## PAGE EXTRACT
A flange 61 fixed to the header pipe 56 rotatably carries rollers 62 and 63 which roll on a guide edge 64a of a guide plate 64. As shown in FIG. 1, a shaft 65 extending from the flange 61 which supports the roller 62 also rotatably supports a valve plate 66, an upper end 66a of which is arranged to control communication of the interior of the header pipe 56 with the atmosphere through a vent hole 56a. The valve plate 66 normally blocks the vent hole 56a, but is rotatable counterclockwise upon abutment of a bottom end 68b thereof against the right end of a bolt 67 screwably extending through a flange 64b of the guide plate 64 to unblock the vent hole 56a. The roller 62 is arranged to depress an actuator 68a a switch 68 in its leftmost position as shown in FIG. 1.

Referring now to FIG. 2, blower pipes 71 and 72 are formed with blower orifices 71a and 72a respectively which face through holes 9b and 9c of a vertical extension 9a of the base plate 9. The pipes 71 and 72 are connected to the outlet 31b of the cylinder 31 through a pipe 91 (see FIG. 9) and the pipe 92. A vertically movable presser member 73 extends through a central hole 9d in the extension 9a. A recording sheet cassette 74 containing a stack of recording sheets 75 is detachably supportable by a horizontal member 9e of the base plate 9 so that the inner edges of the sheets 75 are adjacent to the blower orifices 71a and 72a. A vertically movable elevator 77 is formed with longitudinal slots 77a and 77b through which pins 78 and 79 extend respectively to vertically guide the elevator 77. A cam follower or roller 81 is rotatably mounted on the elevator 77 and engages with the peripheral cam surface of the cam 17. The elevator 77 has an upper horizontal portion 77c onto which the rollers 62 and 63 are rollable from the guide edge 64a. Shown in FIG. 7 is a strong tension spring 82 which biases the rocker arm 46 counterclockwise and the roller 37 into engagement with the cam 16.

## GIVEN INFORMATION

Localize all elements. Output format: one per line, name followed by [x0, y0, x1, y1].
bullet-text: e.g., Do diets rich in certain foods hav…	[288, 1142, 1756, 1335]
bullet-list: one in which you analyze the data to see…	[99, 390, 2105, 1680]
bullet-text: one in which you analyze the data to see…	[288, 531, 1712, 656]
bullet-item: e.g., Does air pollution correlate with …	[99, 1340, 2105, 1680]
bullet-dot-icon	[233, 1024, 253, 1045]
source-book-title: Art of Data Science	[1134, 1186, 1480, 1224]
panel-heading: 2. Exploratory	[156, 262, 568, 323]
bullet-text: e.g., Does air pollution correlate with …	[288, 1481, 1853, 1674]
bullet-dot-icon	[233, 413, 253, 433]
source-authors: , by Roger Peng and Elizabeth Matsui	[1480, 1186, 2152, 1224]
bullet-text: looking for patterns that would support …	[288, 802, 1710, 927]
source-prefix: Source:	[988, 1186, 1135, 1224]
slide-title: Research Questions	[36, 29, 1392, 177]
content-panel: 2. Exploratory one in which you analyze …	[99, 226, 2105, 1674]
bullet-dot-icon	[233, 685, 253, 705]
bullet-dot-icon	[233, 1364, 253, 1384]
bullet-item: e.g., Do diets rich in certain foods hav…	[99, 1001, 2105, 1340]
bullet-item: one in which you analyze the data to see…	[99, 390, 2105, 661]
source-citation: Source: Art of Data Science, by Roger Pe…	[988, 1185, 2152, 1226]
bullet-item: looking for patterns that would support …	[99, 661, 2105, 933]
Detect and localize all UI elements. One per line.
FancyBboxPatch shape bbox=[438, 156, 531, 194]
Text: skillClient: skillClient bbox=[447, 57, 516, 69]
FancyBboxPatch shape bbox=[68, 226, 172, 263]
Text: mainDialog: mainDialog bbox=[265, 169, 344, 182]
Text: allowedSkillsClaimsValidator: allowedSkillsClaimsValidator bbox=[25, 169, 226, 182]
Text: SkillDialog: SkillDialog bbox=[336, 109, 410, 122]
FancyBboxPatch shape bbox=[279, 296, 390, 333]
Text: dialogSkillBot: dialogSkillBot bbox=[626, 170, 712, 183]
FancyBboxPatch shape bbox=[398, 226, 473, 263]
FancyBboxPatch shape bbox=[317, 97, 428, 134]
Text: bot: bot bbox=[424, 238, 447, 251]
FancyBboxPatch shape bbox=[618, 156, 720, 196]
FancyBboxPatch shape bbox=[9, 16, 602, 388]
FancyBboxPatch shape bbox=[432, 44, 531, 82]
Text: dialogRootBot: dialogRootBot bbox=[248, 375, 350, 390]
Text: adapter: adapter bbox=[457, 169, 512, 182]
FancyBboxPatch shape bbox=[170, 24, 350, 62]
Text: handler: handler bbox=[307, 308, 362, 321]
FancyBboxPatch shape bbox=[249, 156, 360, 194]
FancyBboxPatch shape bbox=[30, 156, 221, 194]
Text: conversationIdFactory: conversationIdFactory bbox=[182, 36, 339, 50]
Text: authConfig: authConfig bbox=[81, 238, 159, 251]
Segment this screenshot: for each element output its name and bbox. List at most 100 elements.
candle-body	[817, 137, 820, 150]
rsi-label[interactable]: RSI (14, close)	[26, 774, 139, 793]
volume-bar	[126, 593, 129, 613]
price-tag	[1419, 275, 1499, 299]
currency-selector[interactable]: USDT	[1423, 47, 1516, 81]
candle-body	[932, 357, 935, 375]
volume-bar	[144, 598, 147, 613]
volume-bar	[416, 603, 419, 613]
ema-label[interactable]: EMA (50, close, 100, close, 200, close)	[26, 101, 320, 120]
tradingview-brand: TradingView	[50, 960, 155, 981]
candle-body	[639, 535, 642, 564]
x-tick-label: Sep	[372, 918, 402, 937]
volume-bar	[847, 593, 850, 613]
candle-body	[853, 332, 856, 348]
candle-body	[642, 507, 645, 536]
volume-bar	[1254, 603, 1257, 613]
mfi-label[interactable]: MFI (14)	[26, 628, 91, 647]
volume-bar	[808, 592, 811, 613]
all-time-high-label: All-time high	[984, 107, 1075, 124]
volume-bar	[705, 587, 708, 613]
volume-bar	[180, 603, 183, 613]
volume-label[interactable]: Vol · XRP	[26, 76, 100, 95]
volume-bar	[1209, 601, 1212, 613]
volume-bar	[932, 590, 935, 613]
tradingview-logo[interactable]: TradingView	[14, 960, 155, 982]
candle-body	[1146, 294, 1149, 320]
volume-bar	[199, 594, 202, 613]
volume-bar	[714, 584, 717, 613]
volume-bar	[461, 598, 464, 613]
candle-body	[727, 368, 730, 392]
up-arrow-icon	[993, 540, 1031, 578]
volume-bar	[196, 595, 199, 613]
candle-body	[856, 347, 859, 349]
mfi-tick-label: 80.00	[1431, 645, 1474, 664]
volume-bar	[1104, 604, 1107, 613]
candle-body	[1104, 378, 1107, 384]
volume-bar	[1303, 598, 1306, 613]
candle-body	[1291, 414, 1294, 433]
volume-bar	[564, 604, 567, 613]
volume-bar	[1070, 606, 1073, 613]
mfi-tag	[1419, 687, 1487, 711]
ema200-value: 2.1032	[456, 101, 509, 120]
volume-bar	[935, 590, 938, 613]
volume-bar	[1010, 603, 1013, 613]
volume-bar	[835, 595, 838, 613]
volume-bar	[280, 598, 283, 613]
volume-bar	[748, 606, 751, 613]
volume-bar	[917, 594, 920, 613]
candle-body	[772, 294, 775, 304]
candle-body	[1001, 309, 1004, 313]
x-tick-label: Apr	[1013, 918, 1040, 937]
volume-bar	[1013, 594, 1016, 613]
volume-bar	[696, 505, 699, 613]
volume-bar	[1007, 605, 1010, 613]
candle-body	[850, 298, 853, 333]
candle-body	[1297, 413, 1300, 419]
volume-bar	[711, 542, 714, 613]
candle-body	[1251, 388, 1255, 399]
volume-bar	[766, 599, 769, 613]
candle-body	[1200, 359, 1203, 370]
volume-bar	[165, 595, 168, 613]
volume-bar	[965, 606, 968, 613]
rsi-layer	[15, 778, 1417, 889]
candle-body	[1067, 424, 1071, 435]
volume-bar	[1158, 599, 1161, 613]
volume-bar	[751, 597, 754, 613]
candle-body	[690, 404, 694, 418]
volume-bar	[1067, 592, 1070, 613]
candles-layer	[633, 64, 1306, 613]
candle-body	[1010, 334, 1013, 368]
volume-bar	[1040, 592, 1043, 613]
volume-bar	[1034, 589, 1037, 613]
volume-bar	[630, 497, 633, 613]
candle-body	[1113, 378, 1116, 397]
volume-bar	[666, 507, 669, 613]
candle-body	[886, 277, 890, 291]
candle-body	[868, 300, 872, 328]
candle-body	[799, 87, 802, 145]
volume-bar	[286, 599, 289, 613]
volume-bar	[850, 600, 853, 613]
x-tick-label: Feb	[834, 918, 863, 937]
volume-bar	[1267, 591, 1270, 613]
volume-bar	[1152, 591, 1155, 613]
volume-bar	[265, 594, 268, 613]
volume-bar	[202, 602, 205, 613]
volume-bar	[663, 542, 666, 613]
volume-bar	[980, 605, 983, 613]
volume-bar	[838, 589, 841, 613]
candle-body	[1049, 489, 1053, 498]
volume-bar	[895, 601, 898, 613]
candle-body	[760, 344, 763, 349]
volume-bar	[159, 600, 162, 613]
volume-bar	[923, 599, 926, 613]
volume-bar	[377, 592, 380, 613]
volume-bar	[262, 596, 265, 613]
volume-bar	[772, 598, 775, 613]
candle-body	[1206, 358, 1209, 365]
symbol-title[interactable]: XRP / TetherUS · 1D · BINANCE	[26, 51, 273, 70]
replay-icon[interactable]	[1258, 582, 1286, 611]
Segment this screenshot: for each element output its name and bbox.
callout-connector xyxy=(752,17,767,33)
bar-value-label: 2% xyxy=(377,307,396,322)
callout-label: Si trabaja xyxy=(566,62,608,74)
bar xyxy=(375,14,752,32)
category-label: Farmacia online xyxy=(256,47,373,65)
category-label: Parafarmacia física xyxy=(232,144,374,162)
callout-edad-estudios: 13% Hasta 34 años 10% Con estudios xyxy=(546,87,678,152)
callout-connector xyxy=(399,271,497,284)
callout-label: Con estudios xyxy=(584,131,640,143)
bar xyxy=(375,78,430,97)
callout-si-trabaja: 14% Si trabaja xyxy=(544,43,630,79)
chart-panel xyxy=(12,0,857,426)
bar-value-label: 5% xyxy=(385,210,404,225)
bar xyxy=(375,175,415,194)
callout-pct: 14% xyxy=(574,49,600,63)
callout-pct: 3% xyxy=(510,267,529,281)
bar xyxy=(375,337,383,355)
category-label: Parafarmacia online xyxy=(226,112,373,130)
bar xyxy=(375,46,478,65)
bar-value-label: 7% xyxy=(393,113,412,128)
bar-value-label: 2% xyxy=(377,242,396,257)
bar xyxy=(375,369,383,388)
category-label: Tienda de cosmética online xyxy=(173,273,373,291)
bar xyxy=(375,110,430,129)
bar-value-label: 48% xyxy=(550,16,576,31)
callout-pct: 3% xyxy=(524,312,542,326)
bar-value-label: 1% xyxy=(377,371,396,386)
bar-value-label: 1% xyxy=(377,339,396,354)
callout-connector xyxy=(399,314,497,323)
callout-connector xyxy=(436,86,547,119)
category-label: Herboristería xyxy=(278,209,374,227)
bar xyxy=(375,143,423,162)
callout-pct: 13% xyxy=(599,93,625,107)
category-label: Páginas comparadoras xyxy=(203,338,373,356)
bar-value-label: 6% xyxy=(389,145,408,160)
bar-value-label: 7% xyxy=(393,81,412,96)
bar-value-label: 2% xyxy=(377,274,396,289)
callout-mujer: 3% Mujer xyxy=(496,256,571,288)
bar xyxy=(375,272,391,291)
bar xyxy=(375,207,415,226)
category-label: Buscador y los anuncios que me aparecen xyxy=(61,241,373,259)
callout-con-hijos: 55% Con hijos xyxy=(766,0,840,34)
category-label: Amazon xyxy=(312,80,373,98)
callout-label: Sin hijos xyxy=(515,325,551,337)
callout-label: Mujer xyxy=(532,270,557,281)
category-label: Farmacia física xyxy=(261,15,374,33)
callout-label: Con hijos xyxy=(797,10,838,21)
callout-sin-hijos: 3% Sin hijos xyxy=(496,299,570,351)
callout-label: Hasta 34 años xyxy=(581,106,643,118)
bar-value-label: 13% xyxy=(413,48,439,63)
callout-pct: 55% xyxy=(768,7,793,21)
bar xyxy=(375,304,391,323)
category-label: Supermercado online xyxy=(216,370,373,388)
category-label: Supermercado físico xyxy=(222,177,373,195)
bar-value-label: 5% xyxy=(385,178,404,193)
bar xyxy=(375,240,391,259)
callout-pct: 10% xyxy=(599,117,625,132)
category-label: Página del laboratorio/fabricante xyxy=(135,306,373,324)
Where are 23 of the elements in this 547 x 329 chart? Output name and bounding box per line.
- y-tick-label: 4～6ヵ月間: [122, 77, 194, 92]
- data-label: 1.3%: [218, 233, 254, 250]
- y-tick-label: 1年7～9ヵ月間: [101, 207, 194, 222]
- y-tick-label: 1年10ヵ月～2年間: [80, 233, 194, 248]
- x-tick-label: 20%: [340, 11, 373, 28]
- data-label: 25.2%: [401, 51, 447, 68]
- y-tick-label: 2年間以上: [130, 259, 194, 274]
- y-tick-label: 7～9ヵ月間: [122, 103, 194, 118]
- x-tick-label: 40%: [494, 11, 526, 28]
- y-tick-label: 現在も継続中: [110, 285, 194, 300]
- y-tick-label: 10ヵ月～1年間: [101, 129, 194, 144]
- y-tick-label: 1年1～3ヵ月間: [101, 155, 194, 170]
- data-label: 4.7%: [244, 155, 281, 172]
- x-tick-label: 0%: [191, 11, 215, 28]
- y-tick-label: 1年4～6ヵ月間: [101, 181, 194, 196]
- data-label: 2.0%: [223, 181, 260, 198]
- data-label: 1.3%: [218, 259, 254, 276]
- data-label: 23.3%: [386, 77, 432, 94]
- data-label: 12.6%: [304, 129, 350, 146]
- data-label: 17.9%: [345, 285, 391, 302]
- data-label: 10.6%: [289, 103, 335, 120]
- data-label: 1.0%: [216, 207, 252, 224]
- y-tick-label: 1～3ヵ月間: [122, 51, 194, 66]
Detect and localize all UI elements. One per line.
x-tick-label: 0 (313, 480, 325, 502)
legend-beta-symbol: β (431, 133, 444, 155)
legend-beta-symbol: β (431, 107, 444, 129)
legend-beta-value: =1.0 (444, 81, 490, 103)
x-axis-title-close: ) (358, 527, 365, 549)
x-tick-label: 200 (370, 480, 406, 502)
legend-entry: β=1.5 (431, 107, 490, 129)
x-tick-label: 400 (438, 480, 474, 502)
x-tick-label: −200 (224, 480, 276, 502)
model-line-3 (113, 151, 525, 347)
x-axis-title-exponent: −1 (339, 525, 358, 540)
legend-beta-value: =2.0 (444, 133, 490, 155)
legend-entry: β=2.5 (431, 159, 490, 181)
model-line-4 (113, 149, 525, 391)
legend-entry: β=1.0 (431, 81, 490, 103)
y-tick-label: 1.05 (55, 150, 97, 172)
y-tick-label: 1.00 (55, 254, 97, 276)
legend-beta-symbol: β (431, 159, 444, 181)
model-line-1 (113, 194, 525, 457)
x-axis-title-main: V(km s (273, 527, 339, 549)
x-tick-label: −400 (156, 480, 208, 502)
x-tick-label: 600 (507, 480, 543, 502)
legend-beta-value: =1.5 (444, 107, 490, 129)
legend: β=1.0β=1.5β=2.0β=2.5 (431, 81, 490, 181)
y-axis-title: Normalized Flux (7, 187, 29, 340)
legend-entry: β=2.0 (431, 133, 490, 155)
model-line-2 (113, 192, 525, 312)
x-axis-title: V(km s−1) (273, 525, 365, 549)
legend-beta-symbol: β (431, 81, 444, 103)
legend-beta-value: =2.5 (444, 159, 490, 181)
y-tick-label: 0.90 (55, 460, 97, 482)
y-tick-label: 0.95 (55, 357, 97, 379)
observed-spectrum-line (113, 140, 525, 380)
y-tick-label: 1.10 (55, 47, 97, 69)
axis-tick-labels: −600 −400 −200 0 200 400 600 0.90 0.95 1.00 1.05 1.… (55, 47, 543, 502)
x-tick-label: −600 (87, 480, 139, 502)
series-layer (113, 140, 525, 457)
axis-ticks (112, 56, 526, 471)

## JOB
Return the stretch of the mechanism description from "A flange 61" through "shown in FIG. 1.", copied word for word. The records are separate material and have no connection to the mechanism description.

## THE SOLUTION
A flange 61 fixed to the header pipe 56 rotatably carries rollers 62 and 63 which roll on a guide edge 64a of a guide plate 64. As shown in FIG. 1, a shaft 65 extending from the flange 61 which supports the roller 62 also rotatably supports a valve plate 66, an upper end 66a of which is arranged to control communication of the interior of the header pipe 56 with the atmosphere through a vent hole 56a. The valve plate 66 normally blocks the vent hole 56a, but is rotatable counterclockwise upon abutment of a bottom end 68b thereof against the right end of a bolt 67 screwably extending through a flange 64b of the guide plate 64 to unblock the vent hole 56a. The roller 62 is arranged to depress an actuator 68a a switch 68 in its leftmost position as shown in FIG. 1.